WHAT YOU WILL DO.
Can you retype every record below exactly as written?

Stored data
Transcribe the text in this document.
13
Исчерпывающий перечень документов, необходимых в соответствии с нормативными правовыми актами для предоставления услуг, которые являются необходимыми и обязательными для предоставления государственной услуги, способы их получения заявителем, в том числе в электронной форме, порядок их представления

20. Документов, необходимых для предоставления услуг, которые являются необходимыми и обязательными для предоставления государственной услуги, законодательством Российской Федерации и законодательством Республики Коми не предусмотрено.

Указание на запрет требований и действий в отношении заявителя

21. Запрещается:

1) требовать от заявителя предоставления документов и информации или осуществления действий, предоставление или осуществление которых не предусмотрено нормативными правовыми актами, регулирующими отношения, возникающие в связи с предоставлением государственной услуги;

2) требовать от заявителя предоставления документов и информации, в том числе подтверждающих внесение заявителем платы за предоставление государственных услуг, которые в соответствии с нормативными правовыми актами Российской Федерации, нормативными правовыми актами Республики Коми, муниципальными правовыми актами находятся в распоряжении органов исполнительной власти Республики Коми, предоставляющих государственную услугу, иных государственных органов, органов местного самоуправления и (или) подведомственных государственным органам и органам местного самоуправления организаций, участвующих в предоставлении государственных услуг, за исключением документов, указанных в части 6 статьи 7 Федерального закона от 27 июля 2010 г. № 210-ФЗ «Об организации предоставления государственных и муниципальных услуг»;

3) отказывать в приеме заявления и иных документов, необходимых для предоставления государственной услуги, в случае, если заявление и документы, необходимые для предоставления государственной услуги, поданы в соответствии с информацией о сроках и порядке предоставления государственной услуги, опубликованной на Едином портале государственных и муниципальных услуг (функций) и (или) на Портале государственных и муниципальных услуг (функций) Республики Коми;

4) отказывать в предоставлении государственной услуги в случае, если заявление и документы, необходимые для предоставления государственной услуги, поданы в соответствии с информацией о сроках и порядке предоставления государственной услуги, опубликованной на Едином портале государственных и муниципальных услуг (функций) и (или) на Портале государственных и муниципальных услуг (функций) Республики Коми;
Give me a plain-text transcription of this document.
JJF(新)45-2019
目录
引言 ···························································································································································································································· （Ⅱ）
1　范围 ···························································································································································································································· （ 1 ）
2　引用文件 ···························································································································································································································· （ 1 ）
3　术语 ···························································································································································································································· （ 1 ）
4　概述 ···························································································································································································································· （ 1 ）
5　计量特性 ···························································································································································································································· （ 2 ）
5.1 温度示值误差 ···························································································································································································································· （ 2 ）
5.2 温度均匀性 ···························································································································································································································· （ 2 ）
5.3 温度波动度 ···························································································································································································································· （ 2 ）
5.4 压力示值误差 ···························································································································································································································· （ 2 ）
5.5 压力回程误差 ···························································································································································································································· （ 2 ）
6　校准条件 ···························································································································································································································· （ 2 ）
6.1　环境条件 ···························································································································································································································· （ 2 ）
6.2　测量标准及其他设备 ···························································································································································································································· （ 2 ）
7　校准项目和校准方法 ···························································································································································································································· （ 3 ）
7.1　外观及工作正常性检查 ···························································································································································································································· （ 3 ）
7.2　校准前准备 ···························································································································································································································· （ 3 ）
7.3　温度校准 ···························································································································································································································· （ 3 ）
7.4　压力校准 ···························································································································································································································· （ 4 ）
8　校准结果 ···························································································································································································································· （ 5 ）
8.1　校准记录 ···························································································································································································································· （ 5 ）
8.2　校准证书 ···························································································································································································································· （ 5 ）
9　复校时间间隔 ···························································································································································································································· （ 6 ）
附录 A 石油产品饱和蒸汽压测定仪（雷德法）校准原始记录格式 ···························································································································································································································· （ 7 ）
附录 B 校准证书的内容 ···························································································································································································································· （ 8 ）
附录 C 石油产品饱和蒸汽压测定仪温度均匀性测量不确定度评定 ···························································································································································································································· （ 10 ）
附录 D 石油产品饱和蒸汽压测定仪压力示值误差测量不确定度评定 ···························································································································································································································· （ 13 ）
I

ANSWER BELOW.
Transcribe the text in this document.
13
Исчерпывающий перечень документов, необходимых в соответствии с нормативными правовыми актами для предоставления услуг, которые являются необходимыми и обязательными для предоставления государственной услуги, способы их получения заявителем, в том числе в электронной форме, порядок их представления

20. Документов, необходимых для предоставления услуг, которые являются необходимыми и обязательными для предоставления государственной услуги, законодательством Российской Федерации и законодательством Республики Коми не предусмотрено.

Указание на запрет требований и действий в отношении заявителя

21. Запрещается:

1) требовать от заявителя предоставления документов и информации или осуществления действий, предоставление или осуществление которых не предусмотрено нормативными правовыми актами, регулирующими отношения, возникающие в связи с предоставлением государственной услуги;

2) требовать от заявителя предоставления документов и информации, в том числе подтверждающих внесение заявителем платы за предоставление государственных услуг, которые в соответствии с нормативными правовыми актами Российской Федерации, нормативными правовыми актами Республики Коми, муниципальными правовыми актами находятся в распоряжении органов исполнительной власти Республики Коми, предоставляющих государственную услугу, иных государственных органов, органов местного самоуправления и (или) подведомственных государственным органам и органам местного самоуправления организаций, участвующих в предоставлении государственных услуг, за исключением документов, указанных в части 6 статьи 7 Федерального закона от 27 июля 2010 г. № 210-ФЗ «Об организации предоставления государственных и муниципальных услуг»;

3) отказывать в приеме заявления и иных документов, необходимых для предоставления государственной услуги, в случае, если заявление и документы, необходимые для предоставления государственной услуги, поданы в соответствии с информацией о сроках и порядке предоставления государственной услуги, опубликованной на Едином портале государственных и муниципальных услуг (функций) и (или) на Портале государственных и муниципальных услуг (функций) Республики Коми;

4) отказывать в предоставлении государственной услуги в случае, если заявление и документы, необходимые для предоставления государственной услуги, поданы в соответствии с информацией о сроках и порядке предоставления государственной услуги, опубликованной на Едином портале государственных и муниципальных услуг (функций) и (или) на Портале государственных и муниципальных услуг (функций) Республики Коми;
Give me a plain-text transcription of this document.
JJF(新)45-2019
目录
引言 ···························································································································································································································· （Ⅱ）
1　范围 ···························································································································································································································· （ 1 ）
2　引用文件 ···························································································································································································································· （ 1 ）
3　术语 ···························································································································································································································· （ 1 ）
4　概述 ···························································································································································································································· （ 1 ）
5　计量特性 ···························································································································································································································· （ 2 ）
5.1 温度示值误差 ···························································································································································································································· （ 2 ）
5.2 温度均匀性 ···························································································································································································································· （ 2 ）
5.3 温度波动度 ···························································································································································································································· （ 2 ）
5.4 压力示值误差 ···························································································································································································································· （ 2 ）
5.5 压力回程误差 ···························································································································································································································· （ 2 ）
6　校准条件 ···························································································································································································································· （ 2 ）
6.1　环境条件 ···························································································································································································································· （ 2 ）
6.2　测量标准及其他设备 ···························································································································································································································· （ 2 ）
7　校准项目和校准方法 ···························································································································································································································· （ 3 ）
7.1　外观及工作正常性检查 ···························································································································································································································· （ 3 ）
7.2　校准前准备 ···························································································································································································································· （ 3 ）
7.3　温度校准 ···························································································································································································································· （ 3 ）
7.4　压力校准 ···························································································································································································································· （ 4 ）
8　校准结果 ···························································································································································································································· （ 5 ）
8.1　校准记录 ···························································································································································································································· （ 5 ）
8.2　校准证书 ···························································································································································································································· （ 5 ）
9　复校时间间隔 ···························································································································································································································· （ 6 ）
附录 A 石油产品饱和蒸汽压测定仪（雷德法）校准原始记录格式 ···························································································································································································································· （ 7 ）
附录 B 校准证书的内容 ···························································································································································································································· （ 8 ）
附录 C 石油产品饱和蒸汽压测定仪温度均匀性测量不确定度评定 ···························································································································································································································· （ 10 ）
附录 D 石油产品饱和蒸汽压测定仪压力示值误差测量不确定度评定 ···························································································································································································································· （ 13 ）
I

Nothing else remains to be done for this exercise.